# Text to read
#####

A staunch proponent of the candid photograph, Arthur Elgort ushered in a new age of fashion editorials, where models were free to romp across the frame, casually smoke cigarettes, dance on tables, or dive into swimming pools, as Stella Tennant does in this 1995 photo for Vogue. Trained first as a painter, Elgort debuted in British Vogue in 1971 and almost immediately rose to prominence; his relaxed, spontaneous style is now ubiquitous in magazines and advertisements worldwide.


Helmut Newton

“King of Kink” Helmut Newton’s photographs are instantly recognizable for their explicit voyeurism, with scantily clad models lolling about hotels and reclining languorously around the studio. Newton escaped Nazi Germany as a teen and held many jobs before eventually landing a contract with British Vogue in 1957, working later with Vogue Paris, Harper’s Bazaar, and Playboy. Published in 1995 in Vogue, Newton’s editorial spread featuring Nadja Auermann in the latest fashions—plus all manner of leg braces, crutches, wheelchairs, and casts—drew controversy for its borderline fetishization of physical disabilities.

#####

# Dataset
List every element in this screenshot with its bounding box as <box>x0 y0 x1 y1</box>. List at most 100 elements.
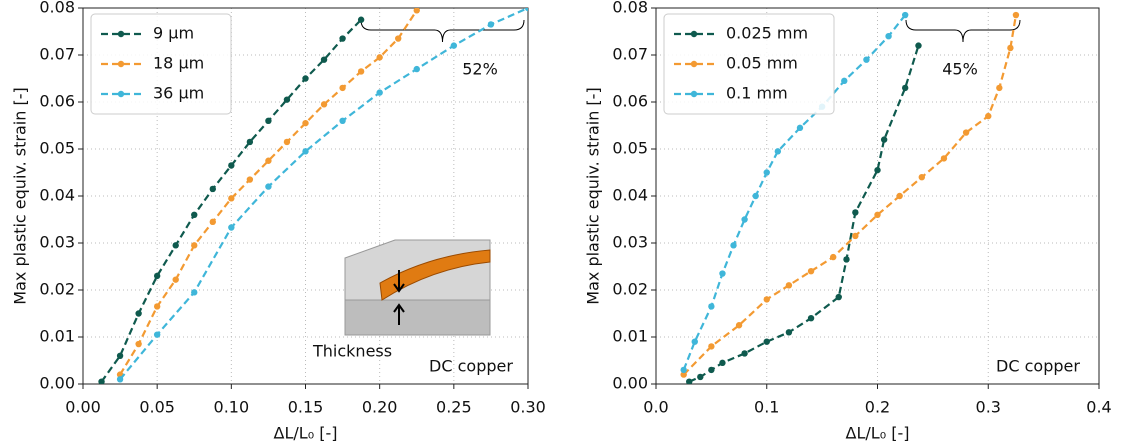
data-point <box>915 42 922 49</box>
data-point <box>708 366 715 374</box>
y-tick-label: 0.03 <box>612 233 648 252</box>
y-tick-label: 0.02 <box>612 280 648 299</box>
inset-label: Thickness <box>312 342 392 361</box>
data-point <box>852 209 859 216</box>
data-point <box>339 117 346 125</box>
data-point <box>741 350 748 357</box>
data-point <box>135 340 142 348</box>
x-tick-label: 0.0 <box>643 398 668 417</box>
data-point <box>339 35 346 42</box>
data-point <box>172 242 179 249</box>
data-point <box>735 322 743 329</box>
data-point <box>763 169 770 176</box>
data-point <box>962 129 970 136</box>
data-point <box>265 157 272 164</box>
data-point <box>901 11 909 19</box>
x-tick-label: 0.1 <box>754 398 779 417</box>
data-point <box>841 77 848 85</box>
y-tick-label: 0.05 <box>39 139 75 158</box>
y-tick-label: 0.07 <box>612 45 648 64</box>
data-point <box>116 376 124 383</box>
data-point <box>1007 44 1014 52</box>
x-tick-label: 0.05 <box>139 398 175 417</box>
data-point <box>413 8 420 14</box>
x-tick-label: 0.4 <box>1086 398 1111 417</box>
data-point <box>996 84 1003 92</box>
data-point <box>191 242 198 249</box>
data-point <box>785 329 793 336</box>
data-point <box>896 192 903 200</box>
x-tick-label: 0.00 <box>65 398 101 417</box>
data-point <box>357 16 365 23</box>
data-point <box>874 166 881 174</box>
data-point <box>901 84 909 92</box>
data-point <box>283 138 291 146</box>
plot-frame <box>655 7 1100 385</box>
data-point <box>228 162 235 169</box>
legend-marker <box>117 60 125 68</box>
y-tick-label: 0.03 <box>39 233 75 252</box>
data-point <box>880 136 888 143</box>
legend-label: 0.05 mm <box>726 54 798 73</box>
data-point <box>191 211 198 218</box>
x-tick-label: 0.15 <box>288 398 324 417</box>
x-tick-label: 0.3 <box>976 398 1001 417</box>
x-axis-label: ΔL/L₀ [-] <box>274 424 338 443</box>
data-point <box>135 310 142 317</box>
data-point <box>376 54 383 61</box>
series-line <box>119 8 528 381</box>
annotation: 45% <box>942 60 978 79</box>
y-tick-label: 0.01 <box>612 327 648 346</box>
arrow-up <box>393 303 405 325</box>
data-point <box>265 117 272 125</box>
data-point <box>719 270 726 277</box>
data-point <box>763 296 770 303</box>
data-point <box>376 89 383 96</box>
data-point <box>741 216 748 223</box>
y-tick-label: 0.07 <box>39 45 75 64</box>
legend-label: 36 μm <box>153 84 204 103</box>
data-point <box>153 331 161 338</box>
chart-panel: 0.00 0.05 0.10 0.15 0.20 0.25 0.30 0.00 0.01 0.02… <box>11 0 546 443</box>
data-point <box>395 35 402 42</box>
x-tick-label: 0.10 <box>214 398 250 417</box>
data-point <box>302 148 309 155</box>
data-point <box>283 96 291 103</box>
data-point <box>843 256 850 263</box>
data-point <box>708 343 715 350</box>
data-point <box>697 373 704 381</box>
brace <box>360 19 525 43</box>
arrow-down <box>393 270 405 293</box>
brace <box>905 19 1021 43</box>
data-point <box>246 176 254 183</box>
data-point <box>807 268 815 275</box>
data-point <box>302 75 309 82</box>
data-point <box>774 148 782 155</box>
legend-marker <box>690 60 698 68</box>
y-axis-label: Max plastic equiv. strain [-] <box>584 87 603 304</box>
data-point <box>209 218 216 226</box>
data-point <box>719 359 726 367</box>
x-axis-label: ΔL/L₀ [-] <box>846 424 910 443</box>
data-point <box>752 192 759 200</box>
data-point <box>940 155 948 162</box>
x-tick-label: 0.25 <box>436 398 472 417</box>
inset-copper <box>379 249 491 301</box>
series-group <box>98 8 528 384</box>
y-tick-label: 0.08 <box>612 0 648 17</box>
legend-label: 0.1 mm <box>726 84 788 103</box>
data-point <box>98 378 105 384</box>
y-tick-label: 0.01 <box>39 327 75 346</box>
legend-marker <box>117 90 125 98</box>
y-tick-label: 0.04 <box>612 186 648 205</box>
data-point <box>320 101 328 108</box>
x-tick-label: 0.30 <box>510 398 546 417</box>
data-point <box>487 21 495 28</box>
plot-frame <box>82 7 529 385</box>
y-tick-label: 0.04 <box>39 186 75 205</box>
inset-base <box>344 299 491 336</box>
chart-panel: 0.0 0.1 0.2 0.3 0.4 0.00 0.01 0.02 0.03 0.04 0.05 0… <box>584 0 1112 443</box>
data-point <box>209 185 216 193</box>
legend-marker <box>117 30 125 38</box>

#####

# Written exercise 1
Rewrite the fashion photographers text from "A staunch proponent" up to and including "and advertisements worldwide.", changing "swimming pools" to "fountains".
# Written exercise 2
Extend the text on fashion photographers by continuing it from its final sentence.

# Written reply 1
A staunch proponent of the candid photograph, Arthur Elgort ushered in a new age of fashion editorials, where models were free to romp across the frame, casually smoke cigarettes, dance on tables, or dive into fountains, as Stella Tennant does in this 1995 photo for Vogue. Trained first as a painter, Elgort debuted in British Vogue in 1971 and almost immediately rose to prominence; his relaxed, spontaneous style is now ubiquitous in magazines and advertisements worldwide.

# Written reply 2
David LaChapelle

David LaChapelle, Alexander McQueen and Isabella Blow: Burning Down the House, 1996. Image courtesy of Staley-Wise Gallery.

Andy Warhol offered David LaChapelle his first commercial photography gig in the early ’80s, enlisting him to shoot for Interview magazine. Ever since, LaChapelle has amassed a vast body of both commercial and fine art work, producing slick, high-color images that take cues from all areas of art history and culture, incorporating Pop and Surrealism alongside religious iconography and consumerist ideals. LaChapelle’s pandemonious, yet still very British, portrait of the late designer Alexander McQueen and his muse Isabella Blow, skipping riotously across the frame in McQueen’s own designs, was published in Vanity Fair’s 1997 “Swinging London” issue. Fifteen years later, following the tragic deaths of both subjects, the National Portrait Gallery acquired the photograph for its collection.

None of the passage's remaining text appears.